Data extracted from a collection
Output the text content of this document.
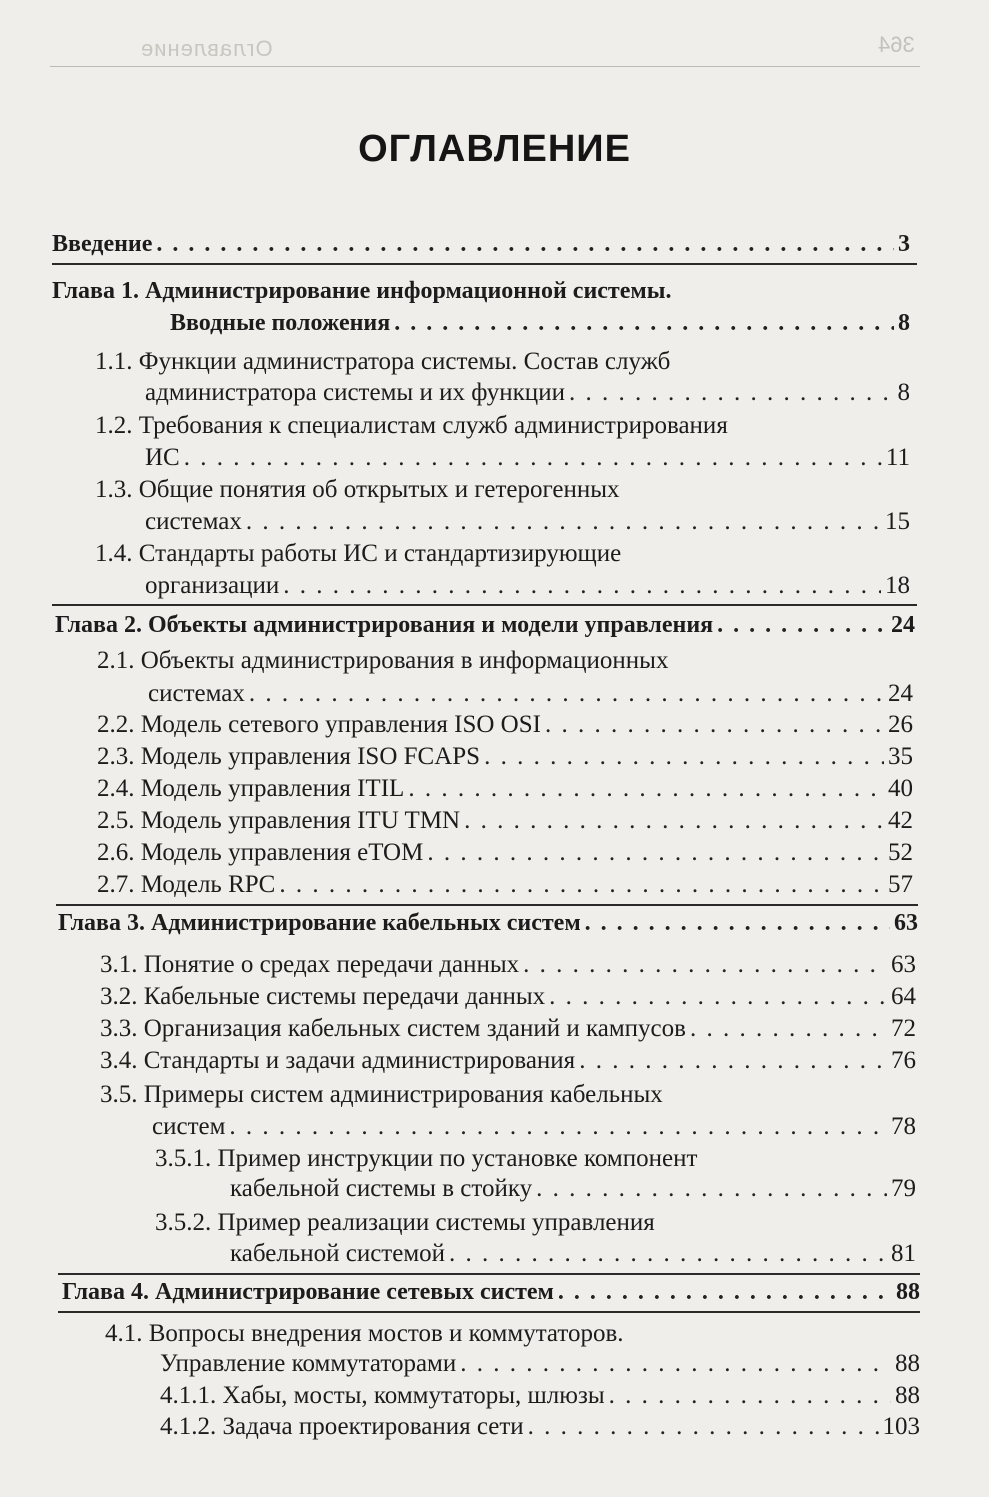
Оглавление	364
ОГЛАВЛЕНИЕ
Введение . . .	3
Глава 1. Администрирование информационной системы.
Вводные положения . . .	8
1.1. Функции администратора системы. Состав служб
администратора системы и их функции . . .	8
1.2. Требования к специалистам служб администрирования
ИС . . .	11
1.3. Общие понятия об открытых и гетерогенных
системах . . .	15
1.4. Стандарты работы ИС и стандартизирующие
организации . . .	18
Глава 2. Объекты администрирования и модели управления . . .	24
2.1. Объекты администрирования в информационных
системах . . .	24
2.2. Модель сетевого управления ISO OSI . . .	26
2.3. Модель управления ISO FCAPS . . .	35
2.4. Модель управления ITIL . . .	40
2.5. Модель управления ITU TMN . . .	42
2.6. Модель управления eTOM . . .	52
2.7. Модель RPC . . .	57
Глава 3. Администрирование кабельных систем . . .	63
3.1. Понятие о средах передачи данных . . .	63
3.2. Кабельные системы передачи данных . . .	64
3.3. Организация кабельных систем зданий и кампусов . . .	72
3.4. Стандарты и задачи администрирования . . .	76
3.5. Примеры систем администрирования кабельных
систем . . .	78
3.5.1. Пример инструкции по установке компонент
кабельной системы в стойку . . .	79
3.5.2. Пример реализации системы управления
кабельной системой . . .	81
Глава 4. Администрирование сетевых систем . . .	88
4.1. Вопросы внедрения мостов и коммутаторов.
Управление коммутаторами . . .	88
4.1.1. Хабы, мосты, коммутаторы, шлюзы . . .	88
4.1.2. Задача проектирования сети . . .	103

> **Your task**
Copy the listing over exactly, skipping the pictures it holds.

> **Written response**
Output the text content of this document.
Оглавление	364
ОГЛАВЛЕНИЕ
Введение . . .	3
Глава 1. Администрирование информационной системы.
Вводные положения . . .	8
1.1. Функции администратора системы. Состав служб
администратора системы и их функции . . .	8
1.2. Требования к специалистам служб администрирования
ИС . . .	11
1.3. Общие понятия об открытых и гетерогенных
системах . . .	15
1.4. Стандарты работы ИС и стандартизирующие
организации . . .	18
Глава 2. Объекты администрирования и модели управления . . .	24
2.1. Объекты администрирования в информационных
системах . . .	24
2.2. Модель сетевого управления ISO OSI . . .	26
2.3. Модель управления ISO FCAPS . . .	35
2.4. Модель управления ITIL . . .	40
2.5. Модель управления ITU TMN . . .	42
2.6. Модель управления eTOM . . .	52
2.7. Модель RPC . . .	57
Глава 3. Администрирование кабельных систем . . .	63
3.1. Понятие о средах передачи данных . . .	63
3.2. Кабельные системы передачи данных . . .	64
3.3. Организация кабельных систем зданий и кампусов . . .	72
3.4. Стандарты и задачи администрирования . . .	76
3.5. Примеры систем администрирования кабельных
систем . . .	78
3.5.1. Пример инструкции по установке компонент
кабельной системы в стойку . . .	79
3.5.2. Пример реализации системы управления
кабельной системой . . .	81
Глава 4. Администрирование сетевых систем . . .	88
4.1. Вопросы внедрения мостов и коммутаторов.
Управление коммутаторами . . .	88
4.1.1. Хабы, мосты, коммутаторы, шлюзы . . .	88
4.1.2. Задача проектирования сети . . .	103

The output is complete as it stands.